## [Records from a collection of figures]

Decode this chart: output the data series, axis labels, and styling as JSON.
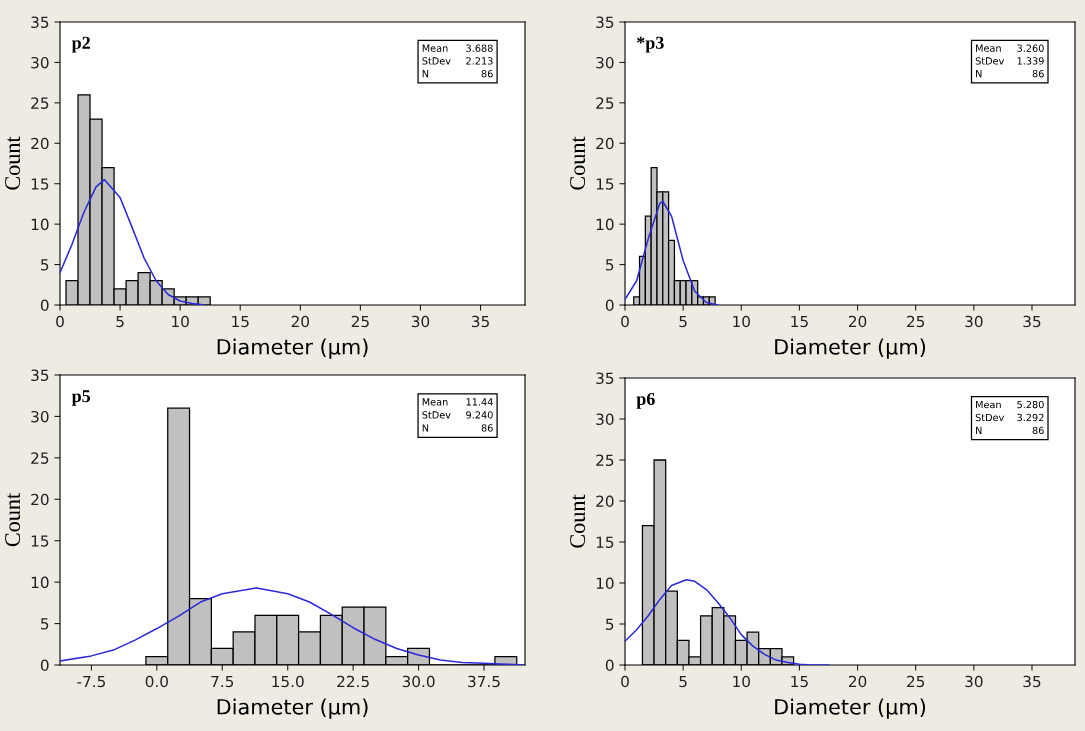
{
  "chart_data": [
    {
      "type": "histogram",
      "title": "p2",
      "xlabel": "Diameter (μm)",
      "ylabel": "Count",
      "annotations": [
        "Mean 3.688",
        "StDev 2.213",
        "N 86"
      ],
      "xlim": [
        0,
        38.7
      ],
      "ylim": [
        0,
        35
      ],
      "xticks": [
        0,
        5,
        10,
        15,
        20,
        25,
        30,
        35
      ],
      "yticks": [
        0,
        5,
        10,
        15,
        20,
        25,
        30,
        35
      ],
      "series": [
        {
          "type": "histogram",
          "color": "#c0c0c0",
          "bins": [
            0.5,
            1.5,
            2.5,
            3.5,
            4.5,
            5.5,
            6.5,
            7.5,
            8.5,
            9.5,
            10.5,
            11.5,
            12.5
          ],
          "values": [
            3,
            26,
            23,
            17,
            2,
            3,
            4,
            3,
            2,
            1,
            1,
            1
          ]
        },
        {
          "type": "line",
          "color": "#2a2ad8",
          "x": [
            0,
            1,
            2,
            3,
            3.7,
            5,
            6,
            7,
            8,
            9,
            10,
            11,
            12
          ],
          "values": [
            4,
            7.5,
            11.5,
            14.6,
            15.5,
            13.3,
            9.6,
            5.8,
            3,
            1.3,
            0.5,
            0.2,
            0
          ]
        }
      ]
    },
    {
      "type": "histogram",
      "title": "*p3",
      "xlabel": "Diameter (μm)",
      "ylabel": "Count",
      "annotations": [
        "Mean 3.260",
        "StDev 1.339",
        "N 86"
      ],
      "xlim": [
        0,
        38.7
      ],
      "ylim": [
        0,
        35
      ],
      "xticks": [
        0,
        5,
        10,
        15,
        20,
        25,
        30,
        35
      ],
      "yticks": [
        0,
        5,
        10,
        15,
        20,
        25,
        30,
        35
      ],
      "series": [
        {
          "type": "histogram",
          "color": "#c0c0c0",
          "bins": [
            0.75,
            1.25,
            1.75,
            2.25,
            2.75,
            3.25,
            3.75,
            4.25,
            4.75,
            5.25,
            5.75,
            6.25,
            6.75,
            7.25,
            7.75
          ],
          "values": [
            1,
            6,
            11,
            17,
            14,
            14,
            8,
            3,
            3,
            3,
            3,
            1,
            1,
            1
          ]
        },
        {
          "type": "line",
          "color": "#2a2ad8",
          "x": [
            0,
            1,
            2,
            3,
            3.26,
            4,
            5,
            6,
            7,
            8
          ],
          "values": [
            0.7,
            3,
            8.2,
            12.6,
            12.8,
            11,
            5.5,
            1.7,
            0.3,
            0
          ]
        }
      ]
    },
    {
      "type": "histogram",
      "title": "p5",
      "xlabel": "Diameter (μm)",
      "ylabel": "Count",
      "annotations": [
        "Mean 11.44",
        "StDev 9.240",
        "N 86"
      ],
      "xlim": [
        -11.1,
        42.2
      ],
      "ylim": [
        0,
        35
      ],
      "xticks": [
        {
          "value": -7.5,
          "label": "-7.5"
        },
        {
          "value": 0,
          "label": "0.0"
        },
        {
          "value": 7.5,
          "label": "7.5"
        },
        {
          "value": 15,
          "label": "15.0"
        },
        {
          "value": 22.5,
          "label": "22.5"
        },
        {
          "value": 30,
          "label": "30.0"
        },
        {
          "value": 37.5,
          "label": "37.5"
        }
      ],
      "yticks": [
        0,
        5,
        10,
        15,
        20,
        25,
        30,
        35
      ],
      "series": [
        {
          "type": "histogram",
          "color": "#c0c0c0",
          "bins": [
            -1.25,
            1.25,
            3.75,
            6.25,
            8.75,
            11.25,
            13.75,
            16.25,
            18.75,
            21.25,
            23.75,
            26.25,
            28.75,
            31.25,
            33.75,
            36.25,
            38.75,
            41.25
          ],
          "values": [
            1,
            31,
            8,
            2,
            4,
            6,
            6,
            4,
            6,
            7,
            7,
            1,
            2,
            0,
            0,
            0,
            1
          ]
        },
        {
          "type": "line",
          "color": "#2a2ad8",
          "x": [
            -11,
            -7.5,
            -5,
            -2.5,
            0,
            2.5,
            5,
            7.5,
            11.44,
            15,
            17.5,
            20,
            22.5,
            25,
            27.5,
            30,
            32.5,
            35,
            37.5,
            40,
            42
          ],
          "values": [
            0.5,
            1.1,
            1.8,
            3,
            4.4,
            5.9,
            7.6,
            8.6,
            9.3,
            8.6,
            7.6,
            6.1,
            4.5,
            3.1,
            2,
            1.2,
            0.6,
            0.3,
            0.2,
            0.1,
            0
          ]
        }
      ]
    },
    {
      "type": "histogram",
      "title": "p6",
      "xlabel": "Diameter (μm)",
      "ylabel": "Count",
      "annotations": [
        "Mean 5.280",
        "StDev 3.292",
        "N 86"
      ],
      "xlim": [
        0,
        38.7
      ],
      "ylim": [
        0,
        35
      ],
      "xticks": [
        0,
        5,
        10,
        15,
        20,
        25,
        30,
        35
      ],
      "yticks": [
        0,
        5,
        10,
        15,
        20,
        25,
        30,
        35
      ],
      "series": [
        {
          "type": "histogram",
          "color": "#c0c0c0",
          "bins": [
            1.5,
            2.5,
            3.5,
            4.5,
            5.5,
            6.5,
            7.5,
            8.5,
            9.5,
            10.5,
            11.5,
            12.5,
            13.5,
            14.5
          ],
          "values": [
            17,
            25,
            9,
            3,
            1,
            6,
            7,
            6,
            3,
            4,
            2,
            2,
            1
          ]
        },
        {
          "type": "line",
          "color": "#2a2ad8",
          "x": [
            0,
            1,
            2,
            3,
            4,
            5.28,
            6,
            7,
            8,
            9,
            10,
            11,
            12,
            13,
            14,
            15,
            16,
            17.5
          ],
          "values": [
            2.9,
            4.3,
            6,
            8,
            9.7,
            10.4,
            10.2,
            9.2,
            7.6,
            5.8,
            3.7,
            2.3,
            1.3,
            0.6,
            0.3,
            0.1,
            0,
            0
          ]
        }
      ]
    }
  ]
}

## [DIRECTIONS FOR THIS TASK]
Pictures are not part of the copy; output everything else in the records exactly.

## [FINAL RESULT]
Decode this chart: output the data series, axis labels, and styling as JSON.
{
  "chart_data": [
    {
      "type": "histogram",
      "title": "p2",
      "xlabel": "Diameter (μm)",
      "ylabel": "Count",
      "annotations": [
        "Mean 3.688",
        "StDev 2.213",
        "N 86"
      ],
      "xlim": [
        0,
        38.7
      ],
      "ylim": [
        0,
        35
      ],
      "xticks": [
        0,
        5,
        10,
        15,
        20,
        25,
        30,
        35
      ],
      "yticks": [
        0,
        5,
        10,
        15,
        20,
        25,
        30,
        35
      ],
      "series": [
        {
          "type": "histogram",
          "color": "#c0c0c0",
          "bins": [
            0.5,
            1.5,
            2.5,
            3.5,
            4.5,
            5.5,
            6.5,
            7.5,
            8.5,
            9.5,
            10.5,
            11.5,
            12.5
          ],
          "values": [
            3,
            26,
            23,
            17,
            2,
            3,
            4,
            3,
            2,
            1,
            1,
            1
          ]
        },
        {
          "type": "line",
          "color": "#2a2ad8",
          "x": [
            0,
            1,
            2,
            3,
            3.7,
            5,
            6,
            7,
            8,
            9,
            10,
            11,
            12
          ],
          "values": [
            4,
            7.5,
            11.5,
            14.6,
            15.5,
            13.3,
            9.6,
            5.8,
            3,
            1.3,
            0.5,
            0.2,
            0
          ]
        }
      ]
    },
    {
      "type": "histogram",
      "title": "*p3",
      "xlabel": "Diameter (μm)",
      "ylabel": "Count",
      "annotations": [
        "Mean 3.260",
        "StDev 1.339",
        "N 86"
      ],
      "xlim": [
        0,
        38.7
      ],
      "ylim": [
        0,
        35
      ],
      "xticks": [
        0,
        5,
        10,
        15,
        20,
        25,
        30,
        35
      ],
      "yticks": [
        0,
        5,
        10,
        15,
        20,
        25,
        30,
        35
      ],
      "series": [
        {
          "type": "histogram",
          "color": "#c0c0c0",
          "bins": [
            0.75,
            1.25,
            1.75,
            2.25,
            2.75,
            3.25,
            3.75,
            4.25,
            4.75,
            5.25,
            5.75,
            6.25,
            6.75,
            7.25,
            7.75
          ],
          "values": [
            1,
            6,
            11,
            17,
            14,
            14,
            8,
            3,
            3,
            3,
            3,
            1,
            1,
            1
          ]
        },
        {
          "type": "line",
          "color": "#2a2ad8",
          "x": [
            0,
            1,
            2,
            3,
            3.26,
            4,
            5,
            6,
            7,
            8
          ],
          "values": [
            0.7,
            3,
            8.2,
            12.6,
            12.8,
            11,
            5.5,
            1.7,
            0.3,
            0
          ]
        }
      ]
    },
    {
      "type": "histogram",
      "title": "p5",
      "xlabel": "Diameter (μm)",
      "ylabel": "Count",
      "annotations": [
        "Mean 11.44",
        "StDev 9.240",
        "N 86"
      ],
      "xlim": [
        -11.1,
        42.2
      ],
      "ylim": [
        0,
        35
      ],
      "xticks": [
        {
          "value": -7.5,
          "label": "-7.5"
        },
        {
          "value": 0,
          "label": "0.0"
        },
        {
          "value": 7.5,
          "label": "7.5"
        },
        {
          "value": 15,
          "label": "15.0"
        },
        {
          "value": 22.5,
          "label": "22.5"
        },
        {
          "value": 30,
          "label": "30.0"
        },
        {
          "value": 37.5,
          "label": "37.5"
        }
      ],
      "yticks": [
        0,
        5,
        10,
        15,
        20,
        25,
        30,
        35
      ],
      "series": [
        {
          "type": "histogram",
          "color": "#c0c0c0",
          "bins": [
            -1.25,
            1.25,
            3.75,
            6.25,
            8.75,
            11.25,
            13.75,
            16.25,
            18.75,
            21.25,
            23.75,
            26.25,
            28.75,
            31.25,
            33.75,
            36.25,
            38.75,
            41.25
          ],
          "values": [
            1,
            31,
            8,
            2,
            4,
            6,
            6,
            4,
            6,
            7,
            7,
            1,
            2,
            0,
            0,
            0,
            1
          ]
        },
        {
          "type": "line",
          "color": "#2a2ad8",
          "x": [
            -11,
            -7.5,
            -5,
            -2.5,
            0,
            2.5,
            5,
            7.5,
            11.44,
            15,
            17.5,
            20,
            22.5,
            25,
            27.5,
            30,
            32.5,
            35,
            37.5,
            40,
            42
          ],
          "values": [
            0.5,
            1.1,
            1.8,
            3,
            4.4,
            5.9,
            7.6,
            8.6,
            9.3,
            8.6,
            7.6,
            6.1,
            4.5,
            3.1,
            2,
            1.2,
            0.6,
            0.3,
            0.2,
            0.1,
            0
          ]
        }
      ]
    },
    {
      "type": "histogram",
      "title": "p6",
      "xlabel": "Diameter (μm)",
      "ylabel": "Count",
      "annotations": [
        "Mean 5.280",
        "StDev 3.292",
        "N 86"
      ],
      "xlim": [
        0,
        38.7
      ],
      "ylim": [
        0,
        35
      ],
      "xticks": [
        0,
        5,
        10,
        15,
        20,
        25,
        30,
        35
      ],
      "yticks": [
        0,
        5,
        10,
        15,
        20,
        25,
        30,
        35
      ],
      "series": [
        {
          "type": "histogram",
          "color": "#c0c0c0",
          "bins": [
            1.5,
            2.5,
            3.5,
            4.5,
            5.5,
            6.5,
            7.5,
            8.5,
            9.5,
            10.5,
            11.5,
            12.5,
            13.5,
            14.5
          ],
          "values": [
            17,
            25,
            9,
            3,
            1,
            6,
            7,
            6,
            3,
            4,
            2,
            2,
            1
          ]
        },
        {
          "type": "line",
          "color": "#2a2ad8",
          "x": [
            0,
            1,
            2,
            3,
            4,
            5.28,
            6,
            7,
            8,
            9,
            10,
            11,
            12,
            13,
            14,
            15,
            16,
            17.5
          ],
          "values": [
            2.9,
            4.3,
            6,
            8,
            9.7,
            10.4,
            10.2,
            9.2,
            7.6,
            5.8,
            3.7,
            2.3,
            1.3,
            0.6,
            0.3,
            0.1,
            0,
            0
          ]
        }
      ]
    }
  ]
}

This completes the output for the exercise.